- _TASK BRIEF_:
What you return should match every record exactly, with the images removed.

[Rows from a figure dataset]

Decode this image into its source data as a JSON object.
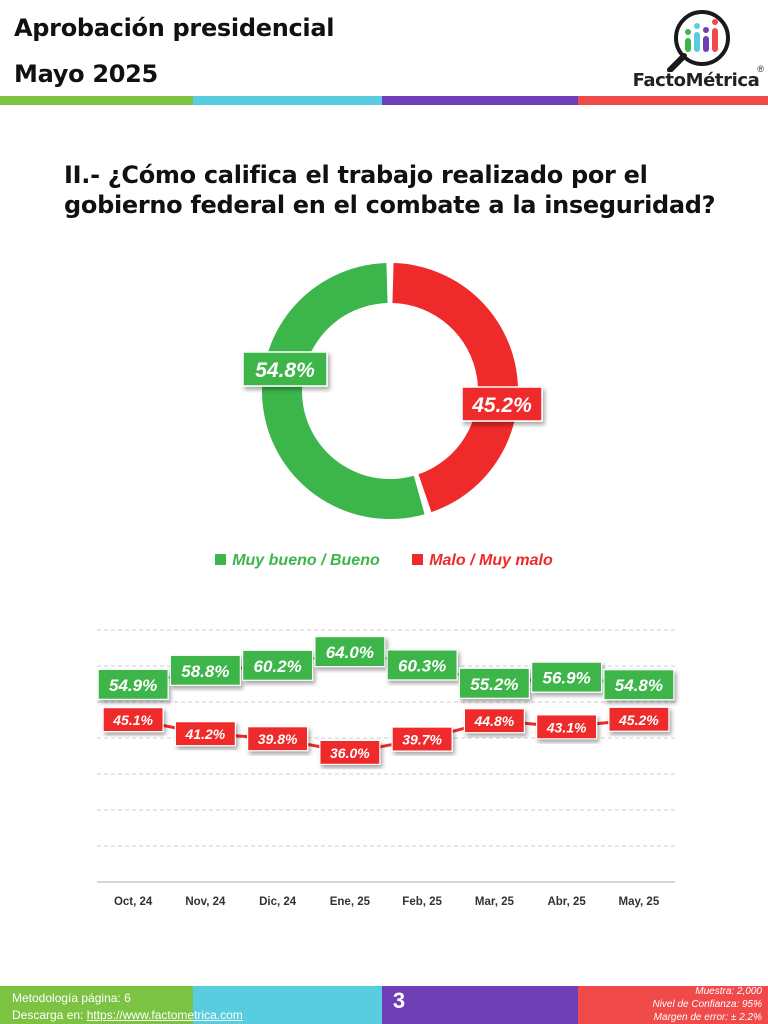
{
  "header": {
    "title_line1": "Aprobación presidencial",
    "title_line2": "Mayo 2025",
    "logo_text": "FactoMétrica",
    "logo_registered": "®"
  },
  "colors": {
    "green": "#3cb54a",
    "red": "#ee2a2a",
    "bar_green": "#7cc343",
    "bar_cyan": "#58cde0",
    "bar_purple": "#6e3fb7",
    "bar_red": "#f04a4a"
  },
  "question": "II.- ¿Cómo califica el trabajo realizado por el gobierno federal en el combate a la inseguridad?",
  "chart_data": [
    {
      "type": "pie",
      "labels": [
        "Muy bueno / Bueno",
        "Malo / Muy malo"
      ],
      "values": [
        54.8,
        45.2
      ],
      "value_labels": [
        "54.8%",
        "45.2%"
      ]
    },
    {
      "type": "line",
      "categories": [
        "Oct, 24",
        "Nov, 24",
        "Dic, 24",
        "Ene, 25",
        "Feb, 25",
        "Mar, 25",
        "Abr, 25",
        "May, 25"
      ],
      "series": [
        {
          "name": "Muy bueno / Bueno",
          "values": [
            54.9,
            58.8,
            60.2,
            64.0,
            60.3,
            55.2,
            56.9,
            54.8
          ],
          "labels": [
            "54.9%",
            "58.8%",
            "60.2%",
            "64.0%",
            "60.3%",
            "55.2%",
            "56.9%",
            "54.8%"
          ]
        },
        {
          "name": "Malo / Muy malo",
          "values": [
            45.1,
            41.2,
            39.8,
            36.0,
            39.7,
            44.8,
            43.1,
            45.2
          ],
          "labels": [
            "45.1%",
            "41.2%",
            "39.8%",
            "36.0%",
            "39.7%",
            "44.8%",
            "43.1%",
            "45.2%"
          ]
        }
      ],
      "legend": [
        "Muy bueno / Bueno",
        "Malo / Muy malo"
      ],
      "legend_position": "top",
      "grid": true
    }
  ],
  "footer": {
    "methodology": "Metodología página: 6",
    "download_prefix": "Descarga en: ",
    "download_link": "https://www.factometrica.com",
    "page_number": "3",
    "sample": "Muestra:  2,000",
    "confidence": "Nivel de Confianza: 95%",
    "margin": "Margen de error: ± 2.2%"
  }
}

- _RESULT OF THIS TASK_:
Decode this image into its source data as a JSON object.
{
  "header": {
    "title_line1": "Aprobación presidencial",
    "title_line2": "Mayo 2025",
    "logo_text": "FactoMétrica",
    "logo_registered": "®"
  },
  "colors": {
    "green": "#3cb54a",
    "red": "#ee2a2a",
    "bar_green": "#7cc343",
    "bar_cyan": "#58cde0",
    "bar_purple": "#6e3fb7",
    "bar_red": "#f04a4a"
  },
  "question": "II.- ¿Cómo califica el trabajo realizado por el gobierno federal en el combate a la inseguridad?",
  "chart_data": [
    {
      "type": "pie",
      "labels": [
        "Muy bueno / Bueno",
        "Malo / Muy malo"
      ],
      "values": [
        54.8,
        45.2
      ],
      "value_labels": [
        "54.8%",
        "45.2%"
      ]
    },
    {
      "type": "line",
      "categories": [
        "Oct, 24",
        "Nov, 24",
        "Dic, 24",
        "Ene, 25",
        "Feb, 25",
        "Mar, 25",
        "Abr, 25",
        "May, 25"
      ],
      "series": [
        {
          "name": "Muy bueno / Bueno",
          "values": [
            54.9,
            58.8,
            60.2,
            64.0,
            60.3,
            55.2,
            56.9,
            54.8
          ],
          "labels": [
            "54.9%",
            "58.8%",
            "60.2%",
            "64.0%",
            "60.3%",
            "55.2%",
            "56.9%",
            "54.8%"
          ]
        },
        {
          "name": "Malo / Muy malo",
          "values": [
            45.1,
            41.2,
            39.8,
            36.0,
            39.7,
            44.8,
            43.1,
            45.2
          ],
          "labels": [
            "45.1%",
            "41.2%",
            "39.8%",
            "36.0%",
            "39.7%",
            "44.8%",
            "43.1%",
            "45.2%"
          ]
        }
      ],
      "legend": [
        "Muy bueno / Bueno",
        "Malo / Muy malo"
      ],
      "legend_position": "top",
      "grid": true
    }
  ],
  "footer": {
    "methodology": "Metodología página: 6",
    "download_prefix": "Descarga en: ",
    "download_link": "https://www.factometrica.com",
    "page_number": "3",
    "sample": "Muestra:  2,000",
    "confidence": "Nivel de Confianza: 95%",
    "margin": "Margen de error: ± 2.2%"
  }
}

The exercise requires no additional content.